[Collected data]
* START *
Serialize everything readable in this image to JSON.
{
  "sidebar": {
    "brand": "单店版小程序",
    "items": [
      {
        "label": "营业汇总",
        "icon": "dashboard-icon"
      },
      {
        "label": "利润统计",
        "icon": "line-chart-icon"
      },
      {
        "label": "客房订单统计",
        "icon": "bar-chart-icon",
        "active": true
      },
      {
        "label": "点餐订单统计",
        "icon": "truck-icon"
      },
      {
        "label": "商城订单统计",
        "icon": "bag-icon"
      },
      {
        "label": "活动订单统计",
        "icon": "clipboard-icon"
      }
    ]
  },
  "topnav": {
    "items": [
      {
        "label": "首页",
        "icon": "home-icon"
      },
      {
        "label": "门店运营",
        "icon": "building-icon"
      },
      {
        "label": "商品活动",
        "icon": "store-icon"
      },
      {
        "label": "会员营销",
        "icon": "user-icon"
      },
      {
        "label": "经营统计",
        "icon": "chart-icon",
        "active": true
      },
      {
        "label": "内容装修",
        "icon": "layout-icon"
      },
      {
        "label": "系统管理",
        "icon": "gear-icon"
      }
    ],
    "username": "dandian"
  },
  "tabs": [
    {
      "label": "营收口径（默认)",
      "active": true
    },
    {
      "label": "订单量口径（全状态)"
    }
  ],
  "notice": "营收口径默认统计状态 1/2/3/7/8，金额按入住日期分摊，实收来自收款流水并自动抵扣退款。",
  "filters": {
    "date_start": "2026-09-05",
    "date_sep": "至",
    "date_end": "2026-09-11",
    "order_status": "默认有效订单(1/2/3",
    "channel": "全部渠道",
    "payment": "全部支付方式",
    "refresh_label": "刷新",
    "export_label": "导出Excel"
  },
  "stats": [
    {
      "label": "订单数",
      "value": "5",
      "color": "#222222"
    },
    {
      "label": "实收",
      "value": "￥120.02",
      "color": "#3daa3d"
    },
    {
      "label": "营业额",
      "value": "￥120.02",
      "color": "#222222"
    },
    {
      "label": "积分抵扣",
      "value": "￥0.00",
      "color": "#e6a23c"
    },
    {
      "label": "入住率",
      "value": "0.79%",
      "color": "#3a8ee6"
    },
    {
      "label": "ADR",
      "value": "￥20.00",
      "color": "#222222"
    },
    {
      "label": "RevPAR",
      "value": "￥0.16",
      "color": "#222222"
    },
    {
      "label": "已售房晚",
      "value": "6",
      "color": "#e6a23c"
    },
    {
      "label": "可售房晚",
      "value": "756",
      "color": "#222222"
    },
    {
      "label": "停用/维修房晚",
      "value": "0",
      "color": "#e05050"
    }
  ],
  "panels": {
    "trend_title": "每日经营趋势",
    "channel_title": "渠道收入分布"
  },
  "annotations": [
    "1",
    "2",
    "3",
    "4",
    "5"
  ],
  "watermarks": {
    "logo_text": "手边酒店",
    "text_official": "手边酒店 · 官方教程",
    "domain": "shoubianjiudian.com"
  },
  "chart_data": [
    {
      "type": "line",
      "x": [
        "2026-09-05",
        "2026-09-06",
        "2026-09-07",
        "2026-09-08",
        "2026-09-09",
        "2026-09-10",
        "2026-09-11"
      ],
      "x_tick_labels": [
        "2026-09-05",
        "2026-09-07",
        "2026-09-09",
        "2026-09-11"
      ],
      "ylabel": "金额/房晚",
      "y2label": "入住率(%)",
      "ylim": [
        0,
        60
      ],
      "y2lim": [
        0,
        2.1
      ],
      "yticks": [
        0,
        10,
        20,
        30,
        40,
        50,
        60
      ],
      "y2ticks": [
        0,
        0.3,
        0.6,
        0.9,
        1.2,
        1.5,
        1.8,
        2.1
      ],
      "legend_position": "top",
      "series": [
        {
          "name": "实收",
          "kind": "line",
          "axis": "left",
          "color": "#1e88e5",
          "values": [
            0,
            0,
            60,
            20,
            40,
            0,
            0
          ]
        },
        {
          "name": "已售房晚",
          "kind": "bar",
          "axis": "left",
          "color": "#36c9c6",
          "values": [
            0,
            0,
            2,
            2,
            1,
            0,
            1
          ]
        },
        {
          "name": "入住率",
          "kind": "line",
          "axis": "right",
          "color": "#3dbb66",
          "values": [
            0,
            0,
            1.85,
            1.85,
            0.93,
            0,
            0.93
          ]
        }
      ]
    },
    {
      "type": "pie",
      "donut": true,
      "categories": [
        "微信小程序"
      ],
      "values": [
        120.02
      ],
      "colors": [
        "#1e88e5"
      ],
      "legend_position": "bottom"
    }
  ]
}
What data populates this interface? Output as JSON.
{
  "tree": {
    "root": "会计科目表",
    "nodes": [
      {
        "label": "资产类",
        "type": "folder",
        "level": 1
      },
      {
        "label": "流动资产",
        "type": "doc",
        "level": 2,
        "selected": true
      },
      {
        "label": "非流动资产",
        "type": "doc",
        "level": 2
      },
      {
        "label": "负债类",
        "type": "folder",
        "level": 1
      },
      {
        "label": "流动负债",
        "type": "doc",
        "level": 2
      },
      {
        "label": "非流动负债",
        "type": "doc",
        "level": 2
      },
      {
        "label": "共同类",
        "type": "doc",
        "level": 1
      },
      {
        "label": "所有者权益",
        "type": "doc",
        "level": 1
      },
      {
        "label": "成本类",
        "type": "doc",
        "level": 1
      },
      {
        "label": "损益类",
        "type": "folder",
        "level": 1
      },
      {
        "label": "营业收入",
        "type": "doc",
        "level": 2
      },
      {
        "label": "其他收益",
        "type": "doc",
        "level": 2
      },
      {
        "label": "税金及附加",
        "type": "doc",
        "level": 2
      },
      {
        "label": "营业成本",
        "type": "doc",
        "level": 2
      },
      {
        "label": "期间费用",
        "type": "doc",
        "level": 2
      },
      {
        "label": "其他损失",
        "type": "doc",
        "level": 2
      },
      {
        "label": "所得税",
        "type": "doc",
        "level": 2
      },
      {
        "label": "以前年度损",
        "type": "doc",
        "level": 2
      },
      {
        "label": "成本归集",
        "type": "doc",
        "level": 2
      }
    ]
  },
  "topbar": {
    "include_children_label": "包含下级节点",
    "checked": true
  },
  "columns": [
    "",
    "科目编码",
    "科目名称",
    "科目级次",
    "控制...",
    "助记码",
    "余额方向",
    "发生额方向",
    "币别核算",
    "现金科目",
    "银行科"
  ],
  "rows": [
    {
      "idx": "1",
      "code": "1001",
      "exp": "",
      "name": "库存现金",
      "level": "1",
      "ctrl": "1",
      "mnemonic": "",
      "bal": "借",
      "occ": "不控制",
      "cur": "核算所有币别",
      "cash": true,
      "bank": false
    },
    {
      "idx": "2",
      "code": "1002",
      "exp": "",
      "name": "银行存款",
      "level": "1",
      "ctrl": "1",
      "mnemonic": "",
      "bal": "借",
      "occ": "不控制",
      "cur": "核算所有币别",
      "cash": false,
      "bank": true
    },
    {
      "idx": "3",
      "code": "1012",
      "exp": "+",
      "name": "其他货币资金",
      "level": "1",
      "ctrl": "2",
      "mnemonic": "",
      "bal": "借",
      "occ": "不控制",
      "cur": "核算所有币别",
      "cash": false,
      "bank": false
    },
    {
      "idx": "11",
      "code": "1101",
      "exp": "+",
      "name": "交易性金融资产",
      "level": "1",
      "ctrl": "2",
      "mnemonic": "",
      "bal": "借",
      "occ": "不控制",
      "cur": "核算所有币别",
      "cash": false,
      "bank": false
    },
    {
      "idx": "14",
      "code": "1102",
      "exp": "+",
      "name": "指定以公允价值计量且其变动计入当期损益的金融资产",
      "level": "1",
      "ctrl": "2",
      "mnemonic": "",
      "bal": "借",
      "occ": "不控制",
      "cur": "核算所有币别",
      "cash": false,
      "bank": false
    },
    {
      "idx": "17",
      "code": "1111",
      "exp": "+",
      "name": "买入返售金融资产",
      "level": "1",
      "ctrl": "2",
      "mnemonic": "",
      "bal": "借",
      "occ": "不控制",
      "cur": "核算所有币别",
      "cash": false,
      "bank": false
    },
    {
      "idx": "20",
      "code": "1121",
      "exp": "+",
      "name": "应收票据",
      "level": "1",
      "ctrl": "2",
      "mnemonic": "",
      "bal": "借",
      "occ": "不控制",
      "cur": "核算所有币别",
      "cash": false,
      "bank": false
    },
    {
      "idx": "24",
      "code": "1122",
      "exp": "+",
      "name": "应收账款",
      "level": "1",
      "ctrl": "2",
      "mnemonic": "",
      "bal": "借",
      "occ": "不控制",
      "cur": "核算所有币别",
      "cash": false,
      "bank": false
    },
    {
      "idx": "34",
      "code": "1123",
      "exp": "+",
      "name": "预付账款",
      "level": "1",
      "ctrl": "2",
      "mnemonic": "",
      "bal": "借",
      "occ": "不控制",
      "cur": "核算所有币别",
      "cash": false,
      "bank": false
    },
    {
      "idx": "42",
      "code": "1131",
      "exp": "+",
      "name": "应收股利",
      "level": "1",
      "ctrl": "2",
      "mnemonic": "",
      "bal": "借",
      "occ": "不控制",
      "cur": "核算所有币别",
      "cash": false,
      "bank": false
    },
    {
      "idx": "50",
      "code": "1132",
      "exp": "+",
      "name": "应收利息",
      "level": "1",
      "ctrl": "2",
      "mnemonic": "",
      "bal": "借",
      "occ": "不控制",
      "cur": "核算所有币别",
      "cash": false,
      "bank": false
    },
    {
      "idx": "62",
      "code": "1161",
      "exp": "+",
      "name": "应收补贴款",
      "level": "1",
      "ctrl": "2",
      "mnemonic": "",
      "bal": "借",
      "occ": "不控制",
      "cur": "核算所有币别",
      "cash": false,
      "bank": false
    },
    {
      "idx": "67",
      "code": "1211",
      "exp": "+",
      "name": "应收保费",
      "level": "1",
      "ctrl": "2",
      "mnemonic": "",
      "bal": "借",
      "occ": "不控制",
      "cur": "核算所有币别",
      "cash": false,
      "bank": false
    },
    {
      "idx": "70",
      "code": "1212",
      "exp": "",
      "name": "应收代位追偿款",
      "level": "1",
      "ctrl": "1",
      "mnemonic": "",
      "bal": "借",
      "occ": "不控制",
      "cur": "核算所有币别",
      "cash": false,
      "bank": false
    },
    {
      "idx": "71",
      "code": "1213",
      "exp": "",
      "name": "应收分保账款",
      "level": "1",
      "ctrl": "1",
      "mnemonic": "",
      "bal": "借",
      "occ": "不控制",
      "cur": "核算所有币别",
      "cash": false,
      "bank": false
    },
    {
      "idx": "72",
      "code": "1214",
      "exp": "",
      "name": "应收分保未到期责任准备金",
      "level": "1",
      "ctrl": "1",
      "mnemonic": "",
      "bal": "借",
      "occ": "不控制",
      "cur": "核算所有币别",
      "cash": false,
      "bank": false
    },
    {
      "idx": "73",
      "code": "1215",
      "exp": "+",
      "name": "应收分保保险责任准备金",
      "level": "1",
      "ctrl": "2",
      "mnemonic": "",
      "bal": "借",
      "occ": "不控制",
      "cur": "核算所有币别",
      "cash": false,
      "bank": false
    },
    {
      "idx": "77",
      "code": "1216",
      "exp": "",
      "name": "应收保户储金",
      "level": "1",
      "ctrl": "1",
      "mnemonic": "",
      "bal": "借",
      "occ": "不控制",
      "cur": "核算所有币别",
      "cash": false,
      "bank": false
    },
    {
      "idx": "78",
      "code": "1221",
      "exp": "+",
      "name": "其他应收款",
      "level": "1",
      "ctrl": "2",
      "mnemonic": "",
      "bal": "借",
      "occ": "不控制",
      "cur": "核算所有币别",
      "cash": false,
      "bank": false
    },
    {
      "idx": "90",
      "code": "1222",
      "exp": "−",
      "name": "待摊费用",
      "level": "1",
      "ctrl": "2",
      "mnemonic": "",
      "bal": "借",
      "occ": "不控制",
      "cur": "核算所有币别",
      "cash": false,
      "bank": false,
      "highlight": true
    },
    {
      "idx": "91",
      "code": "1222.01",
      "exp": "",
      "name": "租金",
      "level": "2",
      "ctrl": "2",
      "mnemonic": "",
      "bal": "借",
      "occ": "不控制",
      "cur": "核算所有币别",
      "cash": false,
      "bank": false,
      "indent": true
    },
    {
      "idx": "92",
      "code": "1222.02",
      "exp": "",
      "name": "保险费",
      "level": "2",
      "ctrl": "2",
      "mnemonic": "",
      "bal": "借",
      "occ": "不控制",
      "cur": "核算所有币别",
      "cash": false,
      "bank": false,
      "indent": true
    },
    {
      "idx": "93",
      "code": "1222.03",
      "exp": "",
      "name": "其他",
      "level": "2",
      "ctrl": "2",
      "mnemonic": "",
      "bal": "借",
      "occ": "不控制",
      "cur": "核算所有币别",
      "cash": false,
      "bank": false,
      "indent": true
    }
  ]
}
* END *
Look through the entries and work out how many lines have the word "手边酒店" in them; reply with that number only.

> _Result_:
2